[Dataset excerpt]
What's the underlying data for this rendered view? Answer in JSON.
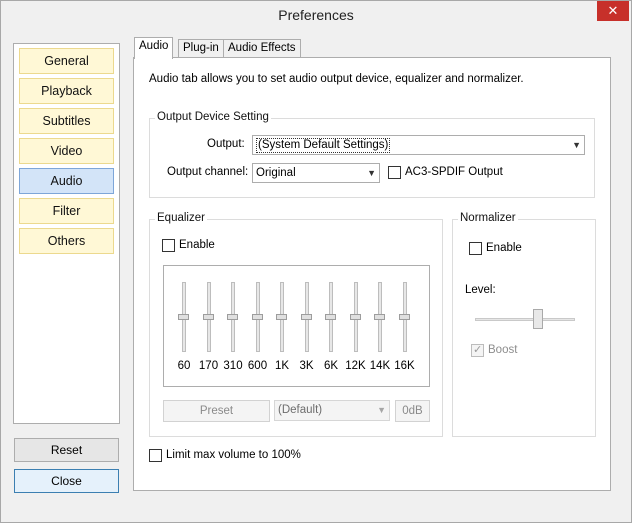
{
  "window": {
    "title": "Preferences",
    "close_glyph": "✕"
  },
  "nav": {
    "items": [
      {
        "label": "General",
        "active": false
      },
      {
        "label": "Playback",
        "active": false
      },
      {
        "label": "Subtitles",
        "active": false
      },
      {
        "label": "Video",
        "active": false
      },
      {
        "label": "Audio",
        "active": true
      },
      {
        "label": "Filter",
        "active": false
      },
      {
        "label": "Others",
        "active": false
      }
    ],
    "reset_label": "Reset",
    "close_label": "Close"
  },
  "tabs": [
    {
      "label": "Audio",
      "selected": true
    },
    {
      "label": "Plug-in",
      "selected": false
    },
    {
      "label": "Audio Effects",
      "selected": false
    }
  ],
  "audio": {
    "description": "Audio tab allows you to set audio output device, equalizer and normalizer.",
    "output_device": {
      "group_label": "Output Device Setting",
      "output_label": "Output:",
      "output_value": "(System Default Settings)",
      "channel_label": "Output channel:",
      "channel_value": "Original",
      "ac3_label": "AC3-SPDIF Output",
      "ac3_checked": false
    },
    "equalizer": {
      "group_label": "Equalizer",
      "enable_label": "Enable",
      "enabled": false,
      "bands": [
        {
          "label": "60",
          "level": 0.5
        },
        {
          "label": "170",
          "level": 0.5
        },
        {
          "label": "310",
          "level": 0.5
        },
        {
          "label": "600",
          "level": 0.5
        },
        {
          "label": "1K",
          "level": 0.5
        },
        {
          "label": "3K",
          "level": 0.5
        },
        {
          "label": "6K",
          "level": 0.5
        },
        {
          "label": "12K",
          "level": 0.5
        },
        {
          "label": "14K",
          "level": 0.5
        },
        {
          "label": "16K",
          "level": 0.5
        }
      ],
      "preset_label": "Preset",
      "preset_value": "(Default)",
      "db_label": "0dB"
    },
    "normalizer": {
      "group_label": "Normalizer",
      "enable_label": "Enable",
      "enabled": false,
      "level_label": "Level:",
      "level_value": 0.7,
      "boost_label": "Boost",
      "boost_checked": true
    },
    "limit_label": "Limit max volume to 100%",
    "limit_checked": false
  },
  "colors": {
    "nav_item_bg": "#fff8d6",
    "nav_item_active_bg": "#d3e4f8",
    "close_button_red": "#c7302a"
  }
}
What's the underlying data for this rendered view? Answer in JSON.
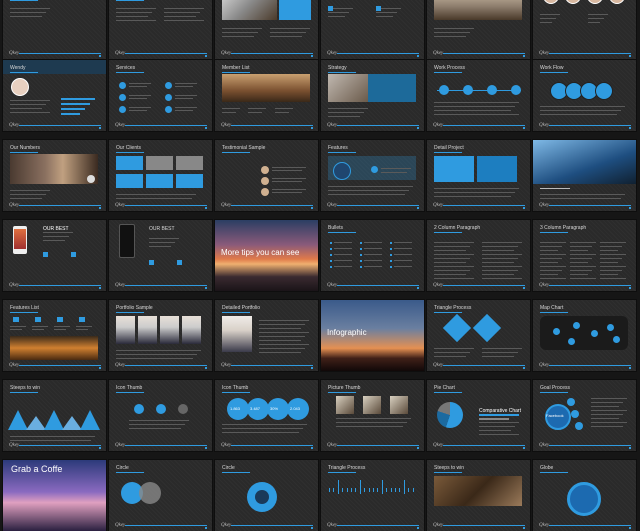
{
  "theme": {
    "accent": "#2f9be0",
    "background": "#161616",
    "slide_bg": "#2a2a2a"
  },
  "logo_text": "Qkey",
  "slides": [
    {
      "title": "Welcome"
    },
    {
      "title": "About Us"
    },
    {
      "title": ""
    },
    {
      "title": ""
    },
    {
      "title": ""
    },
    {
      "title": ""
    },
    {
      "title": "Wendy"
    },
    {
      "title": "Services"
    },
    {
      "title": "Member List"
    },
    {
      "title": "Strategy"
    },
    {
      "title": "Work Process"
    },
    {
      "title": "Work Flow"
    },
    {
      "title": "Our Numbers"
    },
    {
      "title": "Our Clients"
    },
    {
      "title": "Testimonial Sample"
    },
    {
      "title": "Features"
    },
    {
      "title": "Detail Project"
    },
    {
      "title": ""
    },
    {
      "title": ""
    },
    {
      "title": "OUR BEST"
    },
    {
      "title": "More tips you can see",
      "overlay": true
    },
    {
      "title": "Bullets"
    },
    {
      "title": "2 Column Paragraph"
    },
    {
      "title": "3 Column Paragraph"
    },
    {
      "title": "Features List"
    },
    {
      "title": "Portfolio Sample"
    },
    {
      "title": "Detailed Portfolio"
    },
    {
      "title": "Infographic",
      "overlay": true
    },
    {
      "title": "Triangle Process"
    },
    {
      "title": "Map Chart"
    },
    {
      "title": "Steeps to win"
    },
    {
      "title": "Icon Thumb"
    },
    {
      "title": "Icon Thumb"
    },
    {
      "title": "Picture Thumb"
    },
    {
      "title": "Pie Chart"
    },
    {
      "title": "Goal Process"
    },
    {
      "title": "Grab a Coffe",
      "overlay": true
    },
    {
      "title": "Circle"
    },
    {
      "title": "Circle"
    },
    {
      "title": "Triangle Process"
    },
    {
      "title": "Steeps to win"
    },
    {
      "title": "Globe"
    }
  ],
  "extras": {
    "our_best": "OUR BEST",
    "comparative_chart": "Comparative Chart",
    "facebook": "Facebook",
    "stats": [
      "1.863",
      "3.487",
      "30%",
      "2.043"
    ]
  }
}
==
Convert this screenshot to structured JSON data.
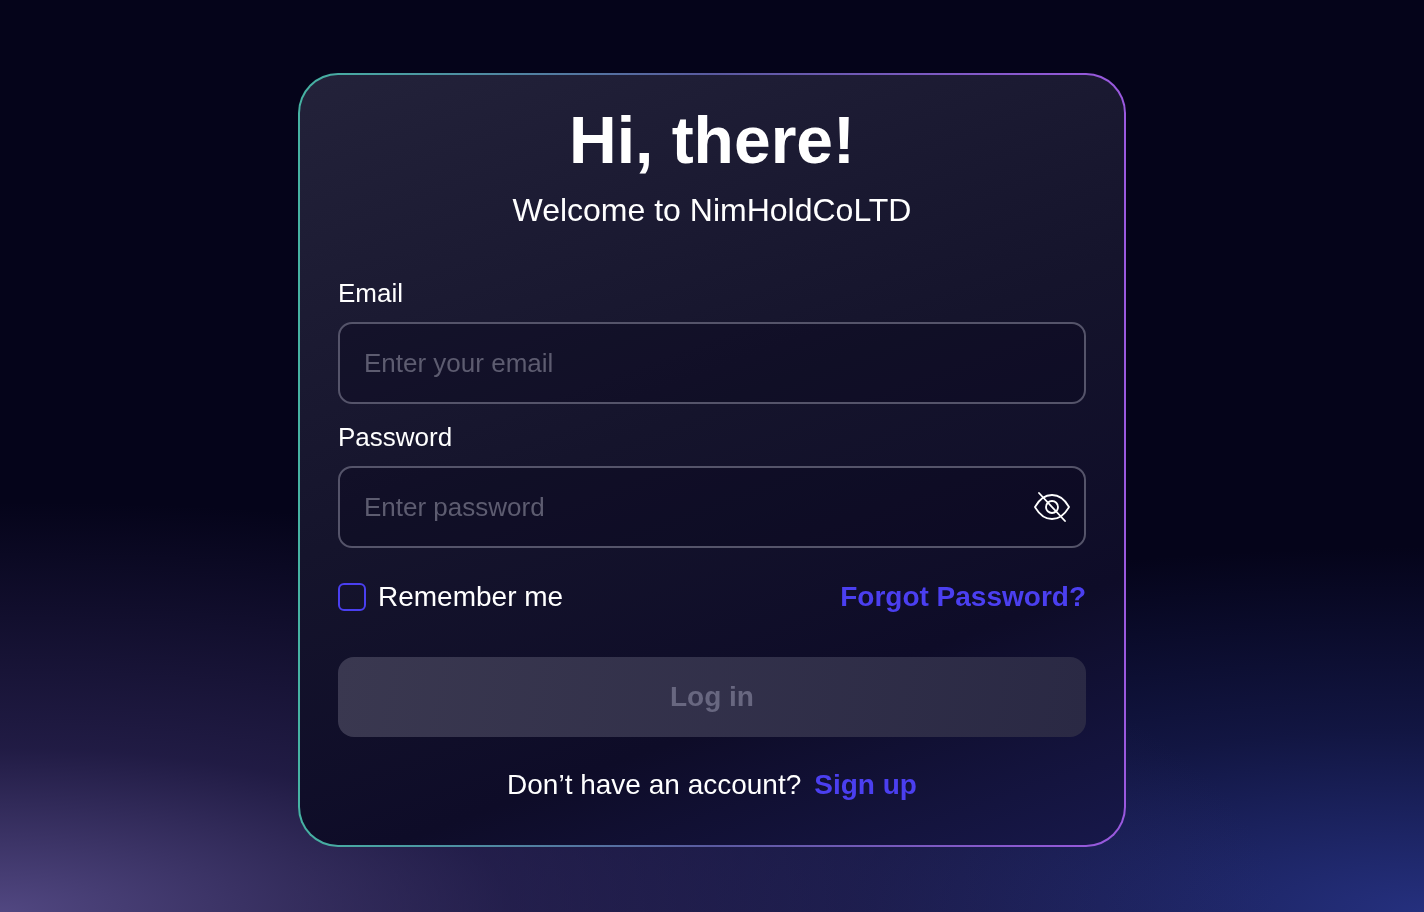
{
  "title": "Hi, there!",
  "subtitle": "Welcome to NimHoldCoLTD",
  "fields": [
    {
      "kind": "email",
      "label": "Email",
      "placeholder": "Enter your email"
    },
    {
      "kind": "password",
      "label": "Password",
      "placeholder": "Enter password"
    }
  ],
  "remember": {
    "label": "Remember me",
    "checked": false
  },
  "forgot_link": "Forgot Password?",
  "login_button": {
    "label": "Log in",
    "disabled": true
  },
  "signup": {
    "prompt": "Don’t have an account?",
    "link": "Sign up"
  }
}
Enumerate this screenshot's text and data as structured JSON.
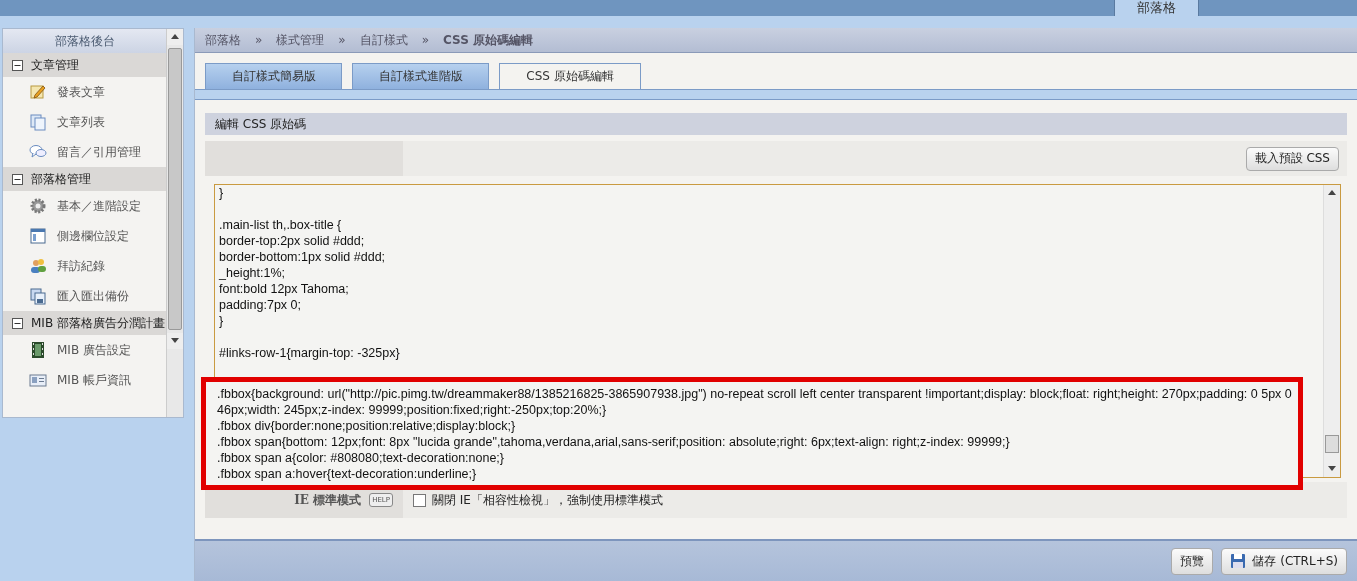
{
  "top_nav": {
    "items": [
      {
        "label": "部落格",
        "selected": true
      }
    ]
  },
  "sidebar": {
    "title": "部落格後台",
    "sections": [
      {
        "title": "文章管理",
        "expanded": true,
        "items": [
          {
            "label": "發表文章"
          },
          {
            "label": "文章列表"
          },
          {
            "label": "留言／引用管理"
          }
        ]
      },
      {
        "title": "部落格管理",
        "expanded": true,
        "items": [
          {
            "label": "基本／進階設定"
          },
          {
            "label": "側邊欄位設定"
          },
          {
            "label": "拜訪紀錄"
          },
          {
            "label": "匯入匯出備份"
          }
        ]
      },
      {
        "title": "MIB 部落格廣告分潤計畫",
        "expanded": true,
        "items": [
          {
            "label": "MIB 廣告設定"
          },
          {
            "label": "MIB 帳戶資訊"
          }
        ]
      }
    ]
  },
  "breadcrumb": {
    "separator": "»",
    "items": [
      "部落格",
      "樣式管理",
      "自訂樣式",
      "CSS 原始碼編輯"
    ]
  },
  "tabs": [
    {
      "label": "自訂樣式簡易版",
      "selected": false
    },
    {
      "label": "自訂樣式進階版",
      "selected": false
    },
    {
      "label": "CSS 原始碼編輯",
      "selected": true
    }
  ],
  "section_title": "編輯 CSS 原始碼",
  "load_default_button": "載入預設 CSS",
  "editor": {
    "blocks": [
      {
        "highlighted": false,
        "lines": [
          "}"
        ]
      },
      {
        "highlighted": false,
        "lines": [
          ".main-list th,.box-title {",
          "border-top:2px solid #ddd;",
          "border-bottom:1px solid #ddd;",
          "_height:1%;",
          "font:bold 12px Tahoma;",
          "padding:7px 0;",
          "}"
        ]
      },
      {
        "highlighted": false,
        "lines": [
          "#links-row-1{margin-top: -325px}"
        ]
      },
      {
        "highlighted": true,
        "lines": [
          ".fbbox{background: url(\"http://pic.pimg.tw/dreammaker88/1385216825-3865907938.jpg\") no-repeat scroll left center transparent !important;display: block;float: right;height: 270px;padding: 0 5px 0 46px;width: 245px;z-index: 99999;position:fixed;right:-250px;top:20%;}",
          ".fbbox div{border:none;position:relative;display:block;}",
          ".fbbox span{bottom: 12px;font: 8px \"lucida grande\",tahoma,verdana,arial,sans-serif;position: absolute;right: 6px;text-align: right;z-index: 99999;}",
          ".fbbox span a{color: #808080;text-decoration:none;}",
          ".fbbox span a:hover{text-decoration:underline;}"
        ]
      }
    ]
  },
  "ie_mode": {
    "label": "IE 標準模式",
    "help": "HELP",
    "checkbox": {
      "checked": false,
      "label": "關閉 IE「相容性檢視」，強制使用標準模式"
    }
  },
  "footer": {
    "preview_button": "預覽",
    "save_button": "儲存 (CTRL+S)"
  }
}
---
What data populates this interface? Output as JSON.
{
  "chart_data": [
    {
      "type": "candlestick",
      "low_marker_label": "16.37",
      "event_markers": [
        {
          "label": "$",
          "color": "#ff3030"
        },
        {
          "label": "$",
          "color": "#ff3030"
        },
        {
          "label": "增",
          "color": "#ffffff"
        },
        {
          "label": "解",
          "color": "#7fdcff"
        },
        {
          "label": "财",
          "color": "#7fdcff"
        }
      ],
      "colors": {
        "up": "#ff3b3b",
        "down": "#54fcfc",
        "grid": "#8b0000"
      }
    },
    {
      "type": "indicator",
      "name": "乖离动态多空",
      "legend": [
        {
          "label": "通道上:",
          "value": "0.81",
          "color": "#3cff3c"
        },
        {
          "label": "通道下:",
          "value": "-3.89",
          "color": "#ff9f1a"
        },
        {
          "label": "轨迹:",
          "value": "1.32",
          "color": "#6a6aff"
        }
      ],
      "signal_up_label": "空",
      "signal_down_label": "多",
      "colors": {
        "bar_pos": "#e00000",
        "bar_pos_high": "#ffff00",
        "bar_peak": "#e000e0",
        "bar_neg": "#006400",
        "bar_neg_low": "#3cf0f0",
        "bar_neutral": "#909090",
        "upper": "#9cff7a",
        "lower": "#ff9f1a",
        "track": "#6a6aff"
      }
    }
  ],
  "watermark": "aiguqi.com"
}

◆ Aim of the exercise
Show all lines from the listing above in which "placeholder" appears.

◆ Solved exercise
      "placeholder": "Enter your email"
      "placeholder": "Enter password"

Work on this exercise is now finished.